- **Work to be completed**
Copy every line from the records below that holds the word "rien".

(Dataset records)

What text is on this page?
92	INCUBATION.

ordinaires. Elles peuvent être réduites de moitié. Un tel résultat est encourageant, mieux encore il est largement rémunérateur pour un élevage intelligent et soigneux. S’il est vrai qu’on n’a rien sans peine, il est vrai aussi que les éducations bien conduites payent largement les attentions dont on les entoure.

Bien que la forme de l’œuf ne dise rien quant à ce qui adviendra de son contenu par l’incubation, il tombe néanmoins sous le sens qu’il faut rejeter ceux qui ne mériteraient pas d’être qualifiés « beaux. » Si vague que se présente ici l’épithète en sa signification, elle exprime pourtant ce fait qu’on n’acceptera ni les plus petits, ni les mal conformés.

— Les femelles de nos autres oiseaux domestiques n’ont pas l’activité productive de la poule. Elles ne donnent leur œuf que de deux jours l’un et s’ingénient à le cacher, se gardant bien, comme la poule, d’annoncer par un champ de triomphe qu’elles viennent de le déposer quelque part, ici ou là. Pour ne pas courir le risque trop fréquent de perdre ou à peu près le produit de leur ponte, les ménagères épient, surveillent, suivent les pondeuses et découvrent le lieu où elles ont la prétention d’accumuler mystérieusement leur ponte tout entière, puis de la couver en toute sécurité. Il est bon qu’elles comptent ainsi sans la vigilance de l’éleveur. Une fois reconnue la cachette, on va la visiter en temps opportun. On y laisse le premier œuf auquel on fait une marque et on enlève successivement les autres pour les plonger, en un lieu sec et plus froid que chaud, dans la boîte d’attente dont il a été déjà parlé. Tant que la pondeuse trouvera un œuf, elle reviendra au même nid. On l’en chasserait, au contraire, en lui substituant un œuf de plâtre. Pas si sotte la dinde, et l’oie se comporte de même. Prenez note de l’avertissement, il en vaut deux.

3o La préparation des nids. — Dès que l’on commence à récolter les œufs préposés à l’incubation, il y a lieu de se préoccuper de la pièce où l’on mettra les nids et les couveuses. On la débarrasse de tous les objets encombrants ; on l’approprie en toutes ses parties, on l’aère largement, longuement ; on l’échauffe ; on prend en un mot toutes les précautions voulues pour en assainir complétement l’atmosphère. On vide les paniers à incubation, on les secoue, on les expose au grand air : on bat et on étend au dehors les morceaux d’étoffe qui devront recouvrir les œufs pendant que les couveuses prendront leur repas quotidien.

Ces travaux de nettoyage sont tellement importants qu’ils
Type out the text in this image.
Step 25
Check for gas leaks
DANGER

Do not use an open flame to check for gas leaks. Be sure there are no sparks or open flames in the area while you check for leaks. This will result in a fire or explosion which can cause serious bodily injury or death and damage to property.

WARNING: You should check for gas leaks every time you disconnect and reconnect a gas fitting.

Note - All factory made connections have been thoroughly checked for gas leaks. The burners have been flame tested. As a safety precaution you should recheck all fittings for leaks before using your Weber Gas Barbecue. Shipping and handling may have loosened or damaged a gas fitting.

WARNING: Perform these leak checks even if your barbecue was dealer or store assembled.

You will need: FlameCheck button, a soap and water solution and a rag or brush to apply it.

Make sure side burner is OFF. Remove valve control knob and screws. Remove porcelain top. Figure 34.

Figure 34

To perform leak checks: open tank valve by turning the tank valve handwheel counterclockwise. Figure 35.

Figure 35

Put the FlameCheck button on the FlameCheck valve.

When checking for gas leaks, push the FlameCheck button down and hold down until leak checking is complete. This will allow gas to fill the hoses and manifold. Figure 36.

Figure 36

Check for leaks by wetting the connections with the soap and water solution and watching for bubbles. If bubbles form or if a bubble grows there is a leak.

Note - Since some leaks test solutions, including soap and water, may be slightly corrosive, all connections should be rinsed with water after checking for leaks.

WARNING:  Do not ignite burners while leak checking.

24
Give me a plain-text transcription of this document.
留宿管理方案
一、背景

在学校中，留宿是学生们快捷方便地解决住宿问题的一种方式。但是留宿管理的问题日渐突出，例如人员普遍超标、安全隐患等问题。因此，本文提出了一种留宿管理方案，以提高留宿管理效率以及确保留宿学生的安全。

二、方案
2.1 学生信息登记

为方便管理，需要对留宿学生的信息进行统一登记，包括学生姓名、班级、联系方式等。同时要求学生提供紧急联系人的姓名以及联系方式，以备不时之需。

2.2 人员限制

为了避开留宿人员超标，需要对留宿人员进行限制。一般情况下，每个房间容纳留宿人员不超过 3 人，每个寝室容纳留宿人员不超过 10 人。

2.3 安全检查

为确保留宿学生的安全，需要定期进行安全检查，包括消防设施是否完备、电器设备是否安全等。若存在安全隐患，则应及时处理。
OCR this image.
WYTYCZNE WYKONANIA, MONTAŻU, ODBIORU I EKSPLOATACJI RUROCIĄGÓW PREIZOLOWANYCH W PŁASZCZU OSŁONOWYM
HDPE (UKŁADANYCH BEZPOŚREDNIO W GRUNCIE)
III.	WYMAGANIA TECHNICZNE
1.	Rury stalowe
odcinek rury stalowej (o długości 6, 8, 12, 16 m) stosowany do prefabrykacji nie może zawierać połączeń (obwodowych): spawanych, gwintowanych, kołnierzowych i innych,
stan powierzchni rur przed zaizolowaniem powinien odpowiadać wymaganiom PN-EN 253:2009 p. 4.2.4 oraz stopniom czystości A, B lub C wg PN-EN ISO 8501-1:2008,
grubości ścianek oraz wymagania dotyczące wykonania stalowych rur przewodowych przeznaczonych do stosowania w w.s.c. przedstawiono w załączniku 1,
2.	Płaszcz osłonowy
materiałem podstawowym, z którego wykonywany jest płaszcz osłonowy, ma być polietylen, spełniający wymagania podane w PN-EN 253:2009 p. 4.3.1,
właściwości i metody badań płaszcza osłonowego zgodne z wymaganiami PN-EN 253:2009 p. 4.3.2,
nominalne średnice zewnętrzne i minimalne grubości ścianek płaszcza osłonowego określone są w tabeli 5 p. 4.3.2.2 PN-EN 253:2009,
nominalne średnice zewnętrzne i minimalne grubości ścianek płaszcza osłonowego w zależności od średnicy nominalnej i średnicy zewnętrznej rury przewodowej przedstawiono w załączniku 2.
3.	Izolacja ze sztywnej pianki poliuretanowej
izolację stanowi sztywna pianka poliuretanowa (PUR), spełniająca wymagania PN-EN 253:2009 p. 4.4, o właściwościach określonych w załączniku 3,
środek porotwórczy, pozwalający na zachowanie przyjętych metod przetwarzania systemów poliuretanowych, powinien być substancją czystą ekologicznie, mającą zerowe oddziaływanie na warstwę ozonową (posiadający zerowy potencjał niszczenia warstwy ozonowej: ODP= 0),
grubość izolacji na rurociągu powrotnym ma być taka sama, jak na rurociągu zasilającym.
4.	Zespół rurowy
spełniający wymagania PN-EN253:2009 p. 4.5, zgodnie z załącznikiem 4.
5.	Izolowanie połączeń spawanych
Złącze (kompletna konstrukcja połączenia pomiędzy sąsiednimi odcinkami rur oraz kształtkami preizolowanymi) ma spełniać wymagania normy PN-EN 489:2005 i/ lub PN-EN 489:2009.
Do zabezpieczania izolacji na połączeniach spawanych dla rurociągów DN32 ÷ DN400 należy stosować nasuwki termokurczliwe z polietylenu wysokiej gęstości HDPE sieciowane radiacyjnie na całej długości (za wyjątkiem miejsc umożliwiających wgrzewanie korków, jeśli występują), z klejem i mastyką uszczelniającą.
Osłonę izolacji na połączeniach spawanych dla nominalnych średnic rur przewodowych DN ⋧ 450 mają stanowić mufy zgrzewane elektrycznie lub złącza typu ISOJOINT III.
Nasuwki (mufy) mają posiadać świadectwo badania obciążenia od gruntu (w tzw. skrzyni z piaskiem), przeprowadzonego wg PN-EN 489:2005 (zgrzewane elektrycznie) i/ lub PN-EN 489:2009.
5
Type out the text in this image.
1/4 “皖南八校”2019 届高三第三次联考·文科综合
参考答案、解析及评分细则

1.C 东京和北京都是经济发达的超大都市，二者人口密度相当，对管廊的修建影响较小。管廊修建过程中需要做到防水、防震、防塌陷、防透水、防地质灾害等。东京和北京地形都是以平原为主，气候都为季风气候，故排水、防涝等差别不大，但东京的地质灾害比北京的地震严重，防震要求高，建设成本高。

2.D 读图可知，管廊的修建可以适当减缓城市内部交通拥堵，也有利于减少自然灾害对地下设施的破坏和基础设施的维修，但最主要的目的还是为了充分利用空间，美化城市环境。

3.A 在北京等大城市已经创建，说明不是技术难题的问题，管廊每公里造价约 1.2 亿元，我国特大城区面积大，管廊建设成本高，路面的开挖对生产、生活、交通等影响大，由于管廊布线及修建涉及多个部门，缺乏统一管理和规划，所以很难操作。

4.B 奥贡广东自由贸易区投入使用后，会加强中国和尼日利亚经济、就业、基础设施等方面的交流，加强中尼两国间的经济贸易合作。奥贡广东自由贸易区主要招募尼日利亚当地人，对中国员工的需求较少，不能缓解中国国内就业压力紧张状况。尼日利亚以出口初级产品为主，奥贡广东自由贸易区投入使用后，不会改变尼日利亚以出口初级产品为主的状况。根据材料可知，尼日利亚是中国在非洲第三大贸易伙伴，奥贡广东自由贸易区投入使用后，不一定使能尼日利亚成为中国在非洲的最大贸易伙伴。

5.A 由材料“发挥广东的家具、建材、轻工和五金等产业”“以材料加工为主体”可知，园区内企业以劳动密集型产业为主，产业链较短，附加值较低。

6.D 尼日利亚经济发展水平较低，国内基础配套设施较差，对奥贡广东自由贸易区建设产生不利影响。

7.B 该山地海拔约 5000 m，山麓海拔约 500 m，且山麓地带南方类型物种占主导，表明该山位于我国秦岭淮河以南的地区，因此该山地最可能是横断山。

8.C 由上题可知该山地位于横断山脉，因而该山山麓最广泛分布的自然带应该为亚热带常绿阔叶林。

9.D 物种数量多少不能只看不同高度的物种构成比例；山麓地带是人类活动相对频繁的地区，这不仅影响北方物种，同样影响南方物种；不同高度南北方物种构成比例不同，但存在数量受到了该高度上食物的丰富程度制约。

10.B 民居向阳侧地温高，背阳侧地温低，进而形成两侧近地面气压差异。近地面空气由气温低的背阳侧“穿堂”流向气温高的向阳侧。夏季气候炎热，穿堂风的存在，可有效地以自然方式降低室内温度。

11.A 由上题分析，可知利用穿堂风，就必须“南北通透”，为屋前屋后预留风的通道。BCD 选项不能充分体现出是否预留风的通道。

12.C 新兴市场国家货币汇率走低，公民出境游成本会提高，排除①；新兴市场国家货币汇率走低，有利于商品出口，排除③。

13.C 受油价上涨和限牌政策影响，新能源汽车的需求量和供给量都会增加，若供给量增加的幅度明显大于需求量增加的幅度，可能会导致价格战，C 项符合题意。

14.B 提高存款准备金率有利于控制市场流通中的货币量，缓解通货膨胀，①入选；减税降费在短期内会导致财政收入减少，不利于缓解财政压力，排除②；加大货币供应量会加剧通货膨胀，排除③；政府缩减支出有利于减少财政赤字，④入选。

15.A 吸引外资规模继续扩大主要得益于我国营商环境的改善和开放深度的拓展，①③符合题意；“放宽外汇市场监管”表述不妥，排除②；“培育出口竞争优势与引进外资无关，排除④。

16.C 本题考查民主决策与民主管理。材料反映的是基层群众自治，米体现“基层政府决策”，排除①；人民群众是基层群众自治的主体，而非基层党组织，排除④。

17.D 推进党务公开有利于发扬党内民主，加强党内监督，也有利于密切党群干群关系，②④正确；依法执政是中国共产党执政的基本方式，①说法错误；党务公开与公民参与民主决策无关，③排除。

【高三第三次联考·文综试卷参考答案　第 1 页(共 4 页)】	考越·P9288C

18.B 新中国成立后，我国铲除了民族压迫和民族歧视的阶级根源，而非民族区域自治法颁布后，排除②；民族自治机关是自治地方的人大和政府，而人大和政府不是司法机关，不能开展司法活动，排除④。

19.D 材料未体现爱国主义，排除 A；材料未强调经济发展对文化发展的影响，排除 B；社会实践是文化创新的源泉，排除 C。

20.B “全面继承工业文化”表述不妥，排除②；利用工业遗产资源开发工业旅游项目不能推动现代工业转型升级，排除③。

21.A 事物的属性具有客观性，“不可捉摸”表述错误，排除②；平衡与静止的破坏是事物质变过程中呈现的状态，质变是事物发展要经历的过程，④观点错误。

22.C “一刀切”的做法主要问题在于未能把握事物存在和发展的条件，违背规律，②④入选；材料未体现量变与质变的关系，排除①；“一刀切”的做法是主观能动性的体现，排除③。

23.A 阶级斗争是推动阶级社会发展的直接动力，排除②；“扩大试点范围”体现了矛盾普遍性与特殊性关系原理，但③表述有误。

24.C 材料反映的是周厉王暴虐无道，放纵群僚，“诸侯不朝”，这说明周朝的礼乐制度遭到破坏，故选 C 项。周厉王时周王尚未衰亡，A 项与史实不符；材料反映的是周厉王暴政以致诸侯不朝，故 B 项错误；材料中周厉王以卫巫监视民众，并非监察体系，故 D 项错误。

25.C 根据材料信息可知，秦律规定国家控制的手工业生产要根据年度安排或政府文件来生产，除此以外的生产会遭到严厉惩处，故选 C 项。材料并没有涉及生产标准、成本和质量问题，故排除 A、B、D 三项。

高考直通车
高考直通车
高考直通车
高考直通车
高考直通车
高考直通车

- **Output**
ordinaires. Elles peuvent être réduites de moitié. Un tel résultat est encourageant, mieux encore il est largement rémunérateur pour un élevage intelligent et soigneux. S’il est vrai qu’on n’a rien sans peine, il est vrai aussi que les éducations bien conduites payent largement les attentions dont on les entoure.
Bien que la forme de l’œuf ne dise rien quant à ce qui adviendra de son contenu par l’incubation, il tombe néanmoins sous le sens qu’il faut rejeter ceux qui ne mériteraient pas d’être qualifiés « beaux. » Si vague que se présente ici l’épithète en sa signification, elle exprime pourtant ce fait qu’on n’acceptera ni les plus petits, ni les mal conformés.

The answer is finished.